[Listings of boxed layout items]
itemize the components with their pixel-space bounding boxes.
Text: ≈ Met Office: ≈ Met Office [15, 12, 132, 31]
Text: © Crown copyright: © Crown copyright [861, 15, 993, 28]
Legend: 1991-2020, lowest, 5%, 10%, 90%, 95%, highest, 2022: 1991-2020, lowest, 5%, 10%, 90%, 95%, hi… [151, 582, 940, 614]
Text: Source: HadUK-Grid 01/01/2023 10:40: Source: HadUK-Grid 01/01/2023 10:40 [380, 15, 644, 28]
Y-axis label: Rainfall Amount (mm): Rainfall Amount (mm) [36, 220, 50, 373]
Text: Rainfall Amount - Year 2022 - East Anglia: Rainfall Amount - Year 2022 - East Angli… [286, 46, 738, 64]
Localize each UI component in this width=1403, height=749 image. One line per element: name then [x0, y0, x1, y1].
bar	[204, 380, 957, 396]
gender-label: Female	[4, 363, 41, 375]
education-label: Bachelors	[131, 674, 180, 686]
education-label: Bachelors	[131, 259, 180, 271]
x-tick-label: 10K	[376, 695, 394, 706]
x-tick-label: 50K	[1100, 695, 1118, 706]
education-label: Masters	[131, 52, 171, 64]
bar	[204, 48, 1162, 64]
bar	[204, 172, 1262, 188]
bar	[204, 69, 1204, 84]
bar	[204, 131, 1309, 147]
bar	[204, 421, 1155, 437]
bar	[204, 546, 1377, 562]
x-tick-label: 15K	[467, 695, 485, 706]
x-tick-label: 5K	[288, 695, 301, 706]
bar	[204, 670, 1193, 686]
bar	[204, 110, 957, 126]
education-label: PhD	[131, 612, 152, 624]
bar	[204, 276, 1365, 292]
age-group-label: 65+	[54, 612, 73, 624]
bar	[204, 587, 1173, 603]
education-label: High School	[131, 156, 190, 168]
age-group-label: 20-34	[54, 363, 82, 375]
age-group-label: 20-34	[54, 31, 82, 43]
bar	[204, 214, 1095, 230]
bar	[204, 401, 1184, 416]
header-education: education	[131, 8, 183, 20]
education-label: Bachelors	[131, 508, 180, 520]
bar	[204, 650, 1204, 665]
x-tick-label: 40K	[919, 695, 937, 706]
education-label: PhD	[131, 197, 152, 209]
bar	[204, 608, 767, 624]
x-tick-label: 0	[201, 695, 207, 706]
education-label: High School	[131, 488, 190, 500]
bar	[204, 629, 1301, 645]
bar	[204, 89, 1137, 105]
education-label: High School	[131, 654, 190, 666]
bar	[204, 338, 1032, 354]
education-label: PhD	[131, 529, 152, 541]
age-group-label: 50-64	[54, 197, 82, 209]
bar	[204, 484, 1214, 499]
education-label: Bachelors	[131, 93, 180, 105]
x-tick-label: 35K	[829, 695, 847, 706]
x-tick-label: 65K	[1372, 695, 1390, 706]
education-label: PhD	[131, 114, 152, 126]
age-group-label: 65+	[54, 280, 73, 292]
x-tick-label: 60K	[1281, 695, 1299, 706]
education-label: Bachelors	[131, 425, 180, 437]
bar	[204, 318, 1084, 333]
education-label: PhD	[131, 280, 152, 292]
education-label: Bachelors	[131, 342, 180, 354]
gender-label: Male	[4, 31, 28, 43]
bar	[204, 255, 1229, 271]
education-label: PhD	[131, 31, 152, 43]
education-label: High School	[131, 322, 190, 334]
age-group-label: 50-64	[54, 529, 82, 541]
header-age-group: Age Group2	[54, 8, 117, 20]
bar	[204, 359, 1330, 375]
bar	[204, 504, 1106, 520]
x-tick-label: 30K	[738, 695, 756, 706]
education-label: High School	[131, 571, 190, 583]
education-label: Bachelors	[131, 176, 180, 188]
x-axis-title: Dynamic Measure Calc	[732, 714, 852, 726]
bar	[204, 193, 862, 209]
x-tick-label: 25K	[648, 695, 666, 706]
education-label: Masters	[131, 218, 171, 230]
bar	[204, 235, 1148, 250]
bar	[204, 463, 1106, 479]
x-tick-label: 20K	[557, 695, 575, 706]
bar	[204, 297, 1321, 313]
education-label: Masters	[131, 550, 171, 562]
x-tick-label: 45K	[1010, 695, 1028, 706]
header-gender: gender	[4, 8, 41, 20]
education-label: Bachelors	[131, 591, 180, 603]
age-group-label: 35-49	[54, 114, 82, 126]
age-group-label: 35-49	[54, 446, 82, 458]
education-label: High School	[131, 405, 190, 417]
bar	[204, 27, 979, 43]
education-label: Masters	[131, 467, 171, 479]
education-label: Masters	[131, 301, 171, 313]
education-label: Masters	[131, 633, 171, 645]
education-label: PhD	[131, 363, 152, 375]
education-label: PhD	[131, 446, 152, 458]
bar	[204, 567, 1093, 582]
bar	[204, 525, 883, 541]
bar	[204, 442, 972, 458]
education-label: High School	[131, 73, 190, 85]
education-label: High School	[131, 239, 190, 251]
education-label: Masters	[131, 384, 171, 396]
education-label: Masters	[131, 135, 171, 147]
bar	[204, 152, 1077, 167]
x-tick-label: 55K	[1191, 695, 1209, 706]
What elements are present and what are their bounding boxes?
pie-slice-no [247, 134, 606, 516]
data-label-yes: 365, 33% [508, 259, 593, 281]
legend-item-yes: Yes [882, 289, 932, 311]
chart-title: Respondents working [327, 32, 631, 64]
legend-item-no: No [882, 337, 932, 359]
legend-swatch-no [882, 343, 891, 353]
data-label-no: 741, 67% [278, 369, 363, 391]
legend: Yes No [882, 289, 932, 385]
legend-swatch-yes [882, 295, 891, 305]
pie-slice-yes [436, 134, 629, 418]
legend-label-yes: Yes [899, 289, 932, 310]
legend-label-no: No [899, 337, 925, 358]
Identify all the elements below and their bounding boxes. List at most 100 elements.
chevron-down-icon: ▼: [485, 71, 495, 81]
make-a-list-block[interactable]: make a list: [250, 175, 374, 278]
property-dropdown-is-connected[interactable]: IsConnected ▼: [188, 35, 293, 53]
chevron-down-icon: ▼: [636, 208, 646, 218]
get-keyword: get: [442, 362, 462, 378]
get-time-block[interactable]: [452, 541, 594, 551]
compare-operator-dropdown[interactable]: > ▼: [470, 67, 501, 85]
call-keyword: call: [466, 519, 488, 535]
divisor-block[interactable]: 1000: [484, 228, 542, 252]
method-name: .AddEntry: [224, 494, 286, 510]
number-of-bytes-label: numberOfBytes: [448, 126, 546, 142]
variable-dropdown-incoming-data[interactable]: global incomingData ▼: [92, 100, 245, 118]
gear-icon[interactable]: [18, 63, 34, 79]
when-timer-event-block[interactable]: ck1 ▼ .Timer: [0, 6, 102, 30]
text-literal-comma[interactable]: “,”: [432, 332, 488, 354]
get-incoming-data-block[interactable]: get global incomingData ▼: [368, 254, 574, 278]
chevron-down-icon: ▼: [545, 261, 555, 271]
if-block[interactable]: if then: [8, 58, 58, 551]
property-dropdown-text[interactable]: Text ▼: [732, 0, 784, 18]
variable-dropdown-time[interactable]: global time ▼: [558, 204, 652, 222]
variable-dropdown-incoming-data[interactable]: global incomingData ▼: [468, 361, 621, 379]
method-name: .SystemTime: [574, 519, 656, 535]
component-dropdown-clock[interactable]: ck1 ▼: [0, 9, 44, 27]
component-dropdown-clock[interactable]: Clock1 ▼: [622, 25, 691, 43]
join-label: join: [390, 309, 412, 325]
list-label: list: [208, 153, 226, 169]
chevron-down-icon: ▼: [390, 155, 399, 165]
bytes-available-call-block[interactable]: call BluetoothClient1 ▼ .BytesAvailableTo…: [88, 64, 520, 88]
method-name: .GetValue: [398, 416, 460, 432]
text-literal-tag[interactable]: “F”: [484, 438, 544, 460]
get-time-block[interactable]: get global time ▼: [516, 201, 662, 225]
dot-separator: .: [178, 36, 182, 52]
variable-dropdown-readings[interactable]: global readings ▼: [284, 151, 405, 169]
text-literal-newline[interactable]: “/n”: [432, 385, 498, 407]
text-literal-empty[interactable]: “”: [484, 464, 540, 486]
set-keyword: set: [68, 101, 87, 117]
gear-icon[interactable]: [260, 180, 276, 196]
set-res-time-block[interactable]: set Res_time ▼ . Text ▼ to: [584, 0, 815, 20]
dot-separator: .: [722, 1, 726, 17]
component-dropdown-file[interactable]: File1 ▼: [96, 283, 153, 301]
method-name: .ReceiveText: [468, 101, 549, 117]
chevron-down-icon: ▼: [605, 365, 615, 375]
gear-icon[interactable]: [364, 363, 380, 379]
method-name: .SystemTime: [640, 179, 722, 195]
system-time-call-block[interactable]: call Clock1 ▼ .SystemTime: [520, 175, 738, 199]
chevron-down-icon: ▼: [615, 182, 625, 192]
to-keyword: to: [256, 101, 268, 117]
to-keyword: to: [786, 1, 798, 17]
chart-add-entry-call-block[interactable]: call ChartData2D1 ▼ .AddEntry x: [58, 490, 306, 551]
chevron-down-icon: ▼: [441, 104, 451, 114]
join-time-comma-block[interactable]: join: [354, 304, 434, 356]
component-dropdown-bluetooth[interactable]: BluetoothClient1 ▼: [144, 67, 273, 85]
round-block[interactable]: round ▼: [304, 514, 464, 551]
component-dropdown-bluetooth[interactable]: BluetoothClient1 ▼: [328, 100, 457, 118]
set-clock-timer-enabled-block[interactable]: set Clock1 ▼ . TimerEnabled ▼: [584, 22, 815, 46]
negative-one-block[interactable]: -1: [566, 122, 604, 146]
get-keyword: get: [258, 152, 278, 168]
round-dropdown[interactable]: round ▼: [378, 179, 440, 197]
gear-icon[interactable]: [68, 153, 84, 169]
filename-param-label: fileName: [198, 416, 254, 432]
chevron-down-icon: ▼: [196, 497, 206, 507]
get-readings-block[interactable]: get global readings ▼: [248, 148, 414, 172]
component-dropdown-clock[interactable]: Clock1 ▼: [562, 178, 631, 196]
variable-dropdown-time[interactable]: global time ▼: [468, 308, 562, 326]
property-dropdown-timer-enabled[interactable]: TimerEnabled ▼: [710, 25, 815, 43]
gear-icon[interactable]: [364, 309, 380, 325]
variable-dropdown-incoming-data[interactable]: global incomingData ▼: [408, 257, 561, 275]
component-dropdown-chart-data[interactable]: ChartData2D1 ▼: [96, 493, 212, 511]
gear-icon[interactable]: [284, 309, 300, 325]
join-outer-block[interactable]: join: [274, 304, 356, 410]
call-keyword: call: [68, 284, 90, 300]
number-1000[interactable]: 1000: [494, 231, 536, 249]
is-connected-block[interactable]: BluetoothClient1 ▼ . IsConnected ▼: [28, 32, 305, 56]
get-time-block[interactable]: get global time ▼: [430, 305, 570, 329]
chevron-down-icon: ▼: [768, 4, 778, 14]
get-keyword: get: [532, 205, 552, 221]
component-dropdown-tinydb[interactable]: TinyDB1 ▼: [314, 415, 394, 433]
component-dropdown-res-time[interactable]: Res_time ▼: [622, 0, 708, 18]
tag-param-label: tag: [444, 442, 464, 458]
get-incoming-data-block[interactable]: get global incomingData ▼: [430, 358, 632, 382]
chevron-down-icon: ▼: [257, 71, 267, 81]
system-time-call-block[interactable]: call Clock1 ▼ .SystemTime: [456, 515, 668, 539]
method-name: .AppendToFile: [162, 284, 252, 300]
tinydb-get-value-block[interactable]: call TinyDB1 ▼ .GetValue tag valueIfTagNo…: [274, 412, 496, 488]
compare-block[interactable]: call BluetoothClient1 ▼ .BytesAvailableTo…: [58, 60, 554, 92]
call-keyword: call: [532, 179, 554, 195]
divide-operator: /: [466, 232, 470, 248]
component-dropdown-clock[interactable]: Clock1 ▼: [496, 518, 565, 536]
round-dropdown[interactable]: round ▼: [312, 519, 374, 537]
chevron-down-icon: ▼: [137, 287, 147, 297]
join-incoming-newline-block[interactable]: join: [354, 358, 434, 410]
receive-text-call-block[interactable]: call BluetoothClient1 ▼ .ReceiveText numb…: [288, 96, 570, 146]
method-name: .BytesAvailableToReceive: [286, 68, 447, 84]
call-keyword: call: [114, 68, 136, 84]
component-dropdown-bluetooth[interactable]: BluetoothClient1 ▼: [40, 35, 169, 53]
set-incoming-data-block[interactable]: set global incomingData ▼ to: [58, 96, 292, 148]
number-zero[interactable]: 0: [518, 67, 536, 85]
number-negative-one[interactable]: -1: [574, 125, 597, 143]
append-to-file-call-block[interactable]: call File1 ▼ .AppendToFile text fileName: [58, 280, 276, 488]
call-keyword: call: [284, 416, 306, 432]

● **Stated exercise**:
Format the stretch from the start of the records through the line containing "380, 957, 396]" as a Markdown table. Use the columns No. and Text, numbering each line and leaving out blank lines.

● **Response to the exercise**:
| No. | Text |
|---|---|
| 1 | itemize the components with their pixel-space bounding boxes. |
| 2 | Text: ≈ Met Office: ≈ Met Office [15, 12, 132, 31] |
| 3 | Text: © Crown copyright: © Crown copyright [861, 15, 993, 28] |
| 4 | Legend: 1991-2020, lowest, 5%, 10%, 90%, 95%, highest, 2022: 1991-2020, lowest, 5%, 10%, 90%, 95%, hi… [151, 582, 940, 614] |
| 5 | Text: Source: HadUK-Grid 01/01/2023 10:40: Source: HadUK-Grid 01/01/2023 10:40 [380, 15, 644, 28] |
| 6 | Y-axis label: Rainfall Amount (mm): Rainfall Amount (mm) [36, 220, 50, 373] |
| 7 | Text: Rainfall Amount - Year 2022 - East Anglia: Rainfall Amount - Year 2022 - East Angli… [286, 46, 738, 64] |
| 8 | Localize each UI component in this width=1403, height=749 image. One line per element: name then [x0, y0, x1, y1]. |
| 9 | bar	[204, 380, 957, 396] |